◆ WORK REQUIRED ◆
Print the records again, character for character.

◆ SUPPLIED ENTRIES ◆

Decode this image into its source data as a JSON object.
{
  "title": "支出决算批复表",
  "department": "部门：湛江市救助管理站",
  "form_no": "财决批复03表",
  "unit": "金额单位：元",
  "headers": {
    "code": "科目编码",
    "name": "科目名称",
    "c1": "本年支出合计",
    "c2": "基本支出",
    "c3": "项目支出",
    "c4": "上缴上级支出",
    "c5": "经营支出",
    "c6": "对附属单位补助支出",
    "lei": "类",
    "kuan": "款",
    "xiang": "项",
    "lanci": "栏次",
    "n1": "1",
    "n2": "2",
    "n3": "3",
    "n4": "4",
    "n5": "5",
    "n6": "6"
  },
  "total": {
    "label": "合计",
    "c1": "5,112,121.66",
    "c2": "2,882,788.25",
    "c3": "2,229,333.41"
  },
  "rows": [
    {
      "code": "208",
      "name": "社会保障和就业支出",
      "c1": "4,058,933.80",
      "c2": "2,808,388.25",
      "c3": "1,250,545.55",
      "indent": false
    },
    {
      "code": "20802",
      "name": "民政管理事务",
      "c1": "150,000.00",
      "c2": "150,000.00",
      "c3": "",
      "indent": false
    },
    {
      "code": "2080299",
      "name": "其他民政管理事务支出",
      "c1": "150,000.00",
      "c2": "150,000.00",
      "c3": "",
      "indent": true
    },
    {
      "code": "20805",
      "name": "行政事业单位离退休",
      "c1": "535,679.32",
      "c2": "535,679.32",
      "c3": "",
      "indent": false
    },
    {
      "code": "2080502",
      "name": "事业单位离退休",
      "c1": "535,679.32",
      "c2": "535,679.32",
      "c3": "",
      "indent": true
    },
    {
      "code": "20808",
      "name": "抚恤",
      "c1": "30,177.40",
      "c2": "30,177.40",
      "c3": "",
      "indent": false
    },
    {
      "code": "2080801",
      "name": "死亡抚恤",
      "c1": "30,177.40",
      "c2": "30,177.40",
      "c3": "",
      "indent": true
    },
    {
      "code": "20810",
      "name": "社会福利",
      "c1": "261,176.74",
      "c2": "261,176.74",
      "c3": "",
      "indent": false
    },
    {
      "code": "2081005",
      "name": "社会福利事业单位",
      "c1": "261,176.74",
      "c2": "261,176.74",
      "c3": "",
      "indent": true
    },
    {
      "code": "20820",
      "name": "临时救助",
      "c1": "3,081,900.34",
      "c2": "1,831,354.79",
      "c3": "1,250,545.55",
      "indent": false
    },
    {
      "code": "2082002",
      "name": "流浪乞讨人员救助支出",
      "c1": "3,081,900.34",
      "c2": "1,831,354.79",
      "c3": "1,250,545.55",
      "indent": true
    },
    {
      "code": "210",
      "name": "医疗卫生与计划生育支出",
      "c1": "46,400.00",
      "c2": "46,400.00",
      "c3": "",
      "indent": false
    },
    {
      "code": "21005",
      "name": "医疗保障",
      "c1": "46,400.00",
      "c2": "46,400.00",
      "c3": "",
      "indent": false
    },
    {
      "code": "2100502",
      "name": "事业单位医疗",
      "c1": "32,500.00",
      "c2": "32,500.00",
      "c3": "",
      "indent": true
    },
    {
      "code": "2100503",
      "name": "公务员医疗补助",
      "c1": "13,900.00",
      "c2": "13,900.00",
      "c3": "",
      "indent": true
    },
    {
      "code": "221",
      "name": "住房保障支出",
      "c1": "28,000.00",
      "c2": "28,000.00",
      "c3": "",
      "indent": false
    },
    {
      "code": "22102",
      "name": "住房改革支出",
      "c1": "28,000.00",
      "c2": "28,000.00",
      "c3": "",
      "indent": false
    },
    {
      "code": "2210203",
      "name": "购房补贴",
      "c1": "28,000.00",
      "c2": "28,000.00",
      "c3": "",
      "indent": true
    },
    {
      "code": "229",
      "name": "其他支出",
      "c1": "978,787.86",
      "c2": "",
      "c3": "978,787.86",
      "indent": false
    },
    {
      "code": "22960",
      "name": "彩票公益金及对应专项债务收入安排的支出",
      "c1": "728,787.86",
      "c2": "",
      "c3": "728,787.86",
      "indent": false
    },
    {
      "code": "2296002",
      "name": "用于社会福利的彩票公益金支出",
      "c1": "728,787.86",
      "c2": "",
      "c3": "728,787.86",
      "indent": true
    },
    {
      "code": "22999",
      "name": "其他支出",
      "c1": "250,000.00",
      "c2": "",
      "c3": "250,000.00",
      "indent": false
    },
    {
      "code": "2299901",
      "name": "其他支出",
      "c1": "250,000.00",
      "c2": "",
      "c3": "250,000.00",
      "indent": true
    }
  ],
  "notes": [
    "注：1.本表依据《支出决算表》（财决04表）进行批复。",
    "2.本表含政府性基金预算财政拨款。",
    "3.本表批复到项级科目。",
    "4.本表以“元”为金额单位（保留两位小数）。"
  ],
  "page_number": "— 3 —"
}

◆ FINAL ANSWER ◆
Decode this image into its source data as a JSON object.
{
  "title": "支出决算批复表",
  "department": "部门：湛江市救助管理站",
  "form_no": "财决批复03表",
  "unit": "金额单位：元",
  "headers": {
    "code": "科目编码",
    "name": "科目名称",
    "c1": "本年支出合计",
    "c2": "基本支出",
    "c3": "项目支出",
    "c4": "上缴上级支出",
    "c5": "经营支出",
    "c6": "对附属单位补助支出",
    "lei": "类",
    "kuan": "款",
    "xiang": "项",
    "lanci": "栏次",
    "n1": "1",
    "n2": "2",
    "n3": "3",
    "n4": "4",
    "n5": "5",
    "n6": "6"
  },
  "total": {
    "label": "合计",
    "c1": "5,112,121.66",
    "c2": "2,882,788.25",
    "c3": "2,229,333.41"
  },
  "rows": [
    {
      "code": "208",
      "name": "社会保障和就业支出",
      "c1": "4,058,933.80",
      "c2": "2,808,388.25",
      "c3": "1,250,545.55",
      "indent": false
    },
    {
      "code": "20802",
      "name": "民政管理事务",
      "c1": "150,000.00",
      "c2": "150,000.00",
      "c3": "",
      "indent": false
    },
    {
      "code": "2080299",
      "name": "其他民政管理事务支出",
      "c1": "150,000.00",
      "c2": "150,000.00",
      "c3": "",
      "indent": true
    },
    {
      "code": "20805",
      "name": "行政事业单位离退休",
      "c1": "535,679.32",
      "c2": "535,679.32",
      "c3": "",
      "indent": false
    },
    {
      "code": "2080502",
      "name": "事业单位离退休",
      "c1": "535,679.32",
      "c2": "535,679.32",
      "c3": "",
      "indent": true
    },
    {
      "code": "20808",
      "name": "抚恤",
      "c1": "30,177.40",
      "c2": "30,177.40",
      "c3": "",
      "indent": false
    },
    {
      "code": "2080801",
      "name": "死亡抚恤",
      "c1": "30,177.40",
      "c2": "30,177.40",
      "c3": "",
      "indent": true
    },
    {
      "code": "20810",
      "name": "社会福利",
      "c1": "261,176.74",
      "c2": "261,176.74",
      "c3": "",
      "indent": false
    },
    {
      "code": "2081005",
      "name": "社会福利事业单位",
      "c1": "261,176.74",
      "c2": "261,176.74",
      "c3": "",
      "indent": true
    },
    {
      "code": "20820",
      "name": "临时救助",
      "c1": "3,081,900.34",
      "c2": "1,831,354.79",
      "c3": "1,250,545.55",
      "indent": false
    },
    {
      "code": "2082002",
      "name": "流浪乞讨人员救助支出",
      "c1": "3,081,900.34",
      "c2": "1,831,354.79",
      "c3": "1,250,545.55",
      "indent": true
    },
    {
      "code": "210",
      "name": "医疗卫生与计划生育支出",
      "c1": "46,400.00",
      "c2": "46,400.00",
      "c3": "",
      "indent": false
    },
    {
      "code": "21005",
      "name": "医疗保障",
      "c1": "46,400.00",
      "c2": "46,400.00",
      "c3": "",
      "indent": false
    },
    {
      "code": "2100502",
      "name": "事业单位医疗",
      "c1": "32,500.00",
      "c2": "32,500.00",
      "c3": "",
      "indent": true
    },
    {
      "code": "2100503",
      "name": "公务员医疗补助",
      "c1": "13,900.00",
      "c2": "13,900.00",
      "c3": "",
      "indent": true
    },
    {
      "code": "221",
      "name": "住房保障支出",
      "c1": "28,000.00",
      "c2": "28,000.00",
      "c3": "",
      "indent": false
    },
    {
      "code": "22102",
      "name": "住房改革支出",
      "c1": "28,000.00",
      "c2": "28,000.00",
      "c3": "",
      "indent": false
    },
    {
      "code": "2210203",
      "name": "购房补贴",
      "c1": "28,000.00",
      "c2": "28,000.00",
      "c3": "",
      "indent": true
    },
    {
      "code": "229",
      "name": "其他支出",
      "c1": "978,787.86",
      "c2": "",
      "c3": "978,787.86",
      "indent": false
    },
    {
      "code": "22960",
      "name": "彩票公益金及对应专项债务收入安排的支出",
      "c1": "728,787.86",
      "c2": "",
      "c3": "728,787.86",
      "indent": false
    },
    {
      "code": "2296002",
      "name": "用于社会福利的彩票公益金支出",
      "c1": "728,787.86",
      "c2": "",
      "c3": "728,787.86",
      "indent": true
    },
    {
      "code": "22999",
      "name": "其他支出",
      "c1": "250,000.00",
      "c2": "",
      "c3": "250,000.00",
      "indent": false
    },
    {
      "code": "2299901",
      "name": "其他支出",
      "c1": "250,000.00",
      "c2": "",
      "c3": "250,000.00",
      "indent": true
    }
  ],
  "notes": [
    "注：1.本表依据《支出决算表》（财决04表）进行批复。",
    "2.本表含政府性基金预算财政拨款。",
    "3.本表批复到项级科目。",
    "4.本表以“元”为金额单位（保留两位小数）。"
  ],
  "page_number": "— 3 —"
}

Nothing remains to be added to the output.